-- start --

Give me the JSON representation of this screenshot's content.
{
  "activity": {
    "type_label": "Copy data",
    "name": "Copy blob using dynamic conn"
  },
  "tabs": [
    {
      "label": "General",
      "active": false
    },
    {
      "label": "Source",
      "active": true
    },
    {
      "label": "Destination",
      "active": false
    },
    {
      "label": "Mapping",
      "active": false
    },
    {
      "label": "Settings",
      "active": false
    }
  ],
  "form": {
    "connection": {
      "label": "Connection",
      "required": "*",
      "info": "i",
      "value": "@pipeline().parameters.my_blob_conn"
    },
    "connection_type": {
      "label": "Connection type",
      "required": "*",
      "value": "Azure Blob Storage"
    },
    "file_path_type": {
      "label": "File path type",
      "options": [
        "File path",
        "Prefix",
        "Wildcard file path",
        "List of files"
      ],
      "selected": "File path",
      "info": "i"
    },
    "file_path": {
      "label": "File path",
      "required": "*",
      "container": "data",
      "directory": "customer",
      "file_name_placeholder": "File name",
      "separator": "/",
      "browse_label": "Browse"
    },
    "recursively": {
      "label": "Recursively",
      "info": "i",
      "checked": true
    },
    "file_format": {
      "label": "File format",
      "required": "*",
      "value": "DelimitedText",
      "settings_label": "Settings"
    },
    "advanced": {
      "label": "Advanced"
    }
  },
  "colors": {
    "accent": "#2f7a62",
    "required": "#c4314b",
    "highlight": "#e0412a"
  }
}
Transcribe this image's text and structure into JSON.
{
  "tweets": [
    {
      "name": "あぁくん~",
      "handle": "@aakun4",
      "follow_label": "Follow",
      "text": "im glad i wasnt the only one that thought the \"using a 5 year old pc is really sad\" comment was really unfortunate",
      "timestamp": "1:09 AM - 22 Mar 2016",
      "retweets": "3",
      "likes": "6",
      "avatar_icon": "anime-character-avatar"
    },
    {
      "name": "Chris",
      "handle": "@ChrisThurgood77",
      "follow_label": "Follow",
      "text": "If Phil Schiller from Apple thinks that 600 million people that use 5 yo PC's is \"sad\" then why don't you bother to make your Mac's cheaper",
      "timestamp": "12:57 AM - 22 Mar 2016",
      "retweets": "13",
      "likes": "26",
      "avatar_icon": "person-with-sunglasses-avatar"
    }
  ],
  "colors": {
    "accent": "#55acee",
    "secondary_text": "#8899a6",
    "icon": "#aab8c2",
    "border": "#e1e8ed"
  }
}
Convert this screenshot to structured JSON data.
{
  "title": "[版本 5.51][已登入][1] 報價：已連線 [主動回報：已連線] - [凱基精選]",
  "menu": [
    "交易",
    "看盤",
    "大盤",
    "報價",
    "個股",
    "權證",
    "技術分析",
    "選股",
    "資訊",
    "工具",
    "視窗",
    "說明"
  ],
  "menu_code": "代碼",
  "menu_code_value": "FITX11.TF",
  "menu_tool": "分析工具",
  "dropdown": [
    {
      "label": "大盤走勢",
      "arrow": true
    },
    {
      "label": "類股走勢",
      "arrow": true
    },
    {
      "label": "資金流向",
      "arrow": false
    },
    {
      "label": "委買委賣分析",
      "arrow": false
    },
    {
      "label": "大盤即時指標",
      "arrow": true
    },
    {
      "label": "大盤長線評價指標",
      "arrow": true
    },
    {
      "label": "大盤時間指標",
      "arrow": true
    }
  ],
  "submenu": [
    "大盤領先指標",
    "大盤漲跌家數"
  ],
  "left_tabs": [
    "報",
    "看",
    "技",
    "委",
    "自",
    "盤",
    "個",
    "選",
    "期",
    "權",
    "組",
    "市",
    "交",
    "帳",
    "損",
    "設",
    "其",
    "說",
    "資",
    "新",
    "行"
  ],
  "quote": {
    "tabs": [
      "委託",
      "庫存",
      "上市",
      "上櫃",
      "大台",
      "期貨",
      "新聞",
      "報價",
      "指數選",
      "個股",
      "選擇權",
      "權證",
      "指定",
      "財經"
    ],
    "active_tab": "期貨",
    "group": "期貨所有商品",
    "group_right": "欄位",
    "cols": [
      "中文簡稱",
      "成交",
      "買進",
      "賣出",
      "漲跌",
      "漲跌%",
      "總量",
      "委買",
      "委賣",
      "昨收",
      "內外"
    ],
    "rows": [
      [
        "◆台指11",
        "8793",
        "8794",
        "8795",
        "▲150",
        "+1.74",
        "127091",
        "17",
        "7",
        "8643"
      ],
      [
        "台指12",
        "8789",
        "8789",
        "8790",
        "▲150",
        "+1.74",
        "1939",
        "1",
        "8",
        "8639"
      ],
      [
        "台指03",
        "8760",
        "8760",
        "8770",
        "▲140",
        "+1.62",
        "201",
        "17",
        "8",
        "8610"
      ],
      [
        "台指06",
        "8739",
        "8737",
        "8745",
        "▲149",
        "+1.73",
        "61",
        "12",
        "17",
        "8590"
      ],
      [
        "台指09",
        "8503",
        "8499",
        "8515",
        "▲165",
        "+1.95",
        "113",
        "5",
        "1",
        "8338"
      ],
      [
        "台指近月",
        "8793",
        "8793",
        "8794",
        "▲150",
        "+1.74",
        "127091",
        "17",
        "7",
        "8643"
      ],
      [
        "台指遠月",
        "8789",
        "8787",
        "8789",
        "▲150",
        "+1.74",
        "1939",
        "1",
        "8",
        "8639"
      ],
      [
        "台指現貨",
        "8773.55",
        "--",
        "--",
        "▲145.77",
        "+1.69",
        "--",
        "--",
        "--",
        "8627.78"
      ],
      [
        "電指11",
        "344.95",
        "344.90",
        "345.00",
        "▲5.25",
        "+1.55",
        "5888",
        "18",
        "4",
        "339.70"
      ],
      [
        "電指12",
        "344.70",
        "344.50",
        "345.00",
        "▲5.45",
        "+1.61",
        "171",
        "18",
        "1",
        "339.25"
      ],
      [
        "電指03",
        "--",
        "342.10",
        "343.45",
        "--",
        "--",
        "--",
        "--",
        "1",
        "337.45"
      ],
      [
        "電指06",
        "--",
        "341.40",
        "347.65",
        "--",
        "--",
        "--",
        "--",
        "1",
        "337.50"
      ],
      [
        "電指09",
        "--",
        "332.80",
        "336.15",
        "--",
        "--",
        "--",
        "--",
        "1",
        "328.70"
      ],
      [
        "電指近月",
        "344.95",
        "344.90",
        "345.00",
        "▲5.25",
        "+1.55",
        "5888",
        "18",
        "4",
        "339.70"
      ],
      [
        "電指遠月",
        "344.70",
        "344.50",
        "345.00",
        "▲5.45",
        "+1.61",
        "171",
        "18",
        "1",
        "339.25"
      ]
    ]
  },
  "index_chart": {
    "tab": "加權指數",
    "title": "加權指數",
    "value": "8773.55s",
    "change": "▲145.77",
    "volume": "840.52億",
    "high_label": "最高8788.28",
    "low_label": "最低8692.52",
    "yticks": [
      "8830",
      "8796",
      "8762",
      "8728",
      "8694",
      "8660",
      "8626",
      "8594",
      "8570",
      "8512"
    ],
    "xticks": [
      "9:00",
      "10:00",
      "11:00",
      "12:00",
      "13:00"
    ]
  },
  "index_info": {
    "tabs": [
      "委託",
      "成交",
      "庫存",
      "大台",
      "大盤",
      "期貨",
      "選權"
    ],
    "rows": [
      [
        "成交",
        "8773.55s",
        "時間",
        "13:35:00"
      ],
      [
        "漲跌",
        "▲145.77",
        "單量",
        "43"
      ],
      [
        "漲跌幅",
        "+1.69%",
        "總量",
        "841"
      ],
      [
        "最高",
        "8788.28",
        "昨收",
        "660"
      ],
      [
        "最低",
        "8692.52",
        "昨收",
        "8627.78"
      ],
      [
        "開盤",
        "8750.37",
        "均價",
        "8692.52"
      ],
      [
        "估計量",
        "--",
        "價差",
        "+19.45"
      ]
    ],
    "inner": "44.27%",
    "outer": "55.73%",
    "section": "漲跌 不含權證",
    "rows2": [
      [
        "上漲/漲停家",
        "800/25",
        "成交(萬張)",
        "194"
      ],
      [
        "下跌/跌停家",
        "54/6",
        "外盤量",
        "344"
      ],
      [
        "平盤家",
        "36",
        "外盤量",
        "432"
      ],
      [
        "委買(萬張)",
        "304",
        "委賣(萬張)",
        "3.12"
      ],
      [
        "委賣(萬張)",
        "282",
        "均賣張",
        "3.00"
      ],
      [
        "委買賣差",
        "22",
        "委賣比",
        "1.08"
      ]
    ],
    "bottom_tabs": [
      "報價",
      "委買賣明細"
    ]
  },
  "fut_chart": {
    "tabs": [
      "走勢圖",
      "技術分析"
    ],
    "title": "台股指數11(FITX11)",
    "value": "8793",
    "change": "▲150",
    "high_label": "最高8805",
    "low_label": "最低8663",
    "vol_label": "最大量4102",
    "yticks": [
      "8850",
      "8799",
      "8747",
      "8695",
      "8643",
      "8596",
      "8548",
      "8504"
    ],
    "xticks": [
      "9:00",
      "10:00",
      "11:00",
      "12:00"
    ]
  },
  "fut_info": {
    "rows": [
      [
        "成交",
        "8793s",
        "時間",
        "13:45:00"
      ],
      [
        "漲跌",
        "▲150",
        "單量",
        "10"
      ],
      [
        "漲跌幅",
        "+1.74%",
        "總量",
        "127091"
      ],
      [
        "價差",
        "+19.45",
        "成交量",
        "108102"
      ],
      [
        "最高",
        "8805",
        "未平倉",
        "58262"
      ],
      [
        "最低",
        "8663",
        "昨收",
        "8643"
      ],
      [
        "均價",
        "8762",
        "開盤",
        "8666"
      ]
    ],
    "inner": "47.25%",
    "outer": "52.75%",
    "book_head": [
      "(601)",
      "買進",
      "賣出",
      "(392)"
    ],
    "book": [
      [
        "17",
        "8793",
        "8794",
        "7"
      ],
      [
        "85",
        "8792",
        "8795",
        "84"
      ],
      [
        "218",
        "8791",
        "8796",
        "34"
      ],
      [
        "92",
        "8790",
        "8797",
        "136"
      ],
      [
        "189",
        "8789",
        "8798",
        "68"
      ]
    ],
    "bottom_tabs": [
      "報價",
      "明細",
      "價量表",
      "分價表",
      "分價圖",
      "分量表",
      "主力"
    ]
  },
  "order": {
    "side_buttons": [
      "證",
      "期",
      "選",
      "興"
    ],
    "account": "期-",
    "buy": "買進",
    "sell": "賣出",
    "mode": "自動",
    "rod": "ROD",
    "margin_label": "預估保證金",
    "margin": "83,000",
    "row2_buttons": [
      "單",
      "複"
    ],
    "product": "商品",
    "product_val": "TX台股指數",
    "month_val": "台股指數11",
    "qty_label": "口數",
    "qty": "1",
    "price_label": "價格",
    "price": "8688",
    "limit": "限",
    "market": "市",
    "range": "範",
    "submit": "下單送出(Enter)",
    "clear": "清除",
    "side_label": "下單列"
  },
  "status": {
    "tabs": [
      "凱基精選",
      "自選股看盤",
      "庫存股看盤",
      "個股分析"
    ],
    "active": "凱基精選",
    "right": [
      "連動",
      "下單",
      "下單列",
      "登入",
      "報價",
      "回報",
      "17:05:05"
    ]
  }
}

-- end --

**Description of the task**
Count each line of the entries that holds the word "data", then state the total and nothing more.

**Worked solution**
3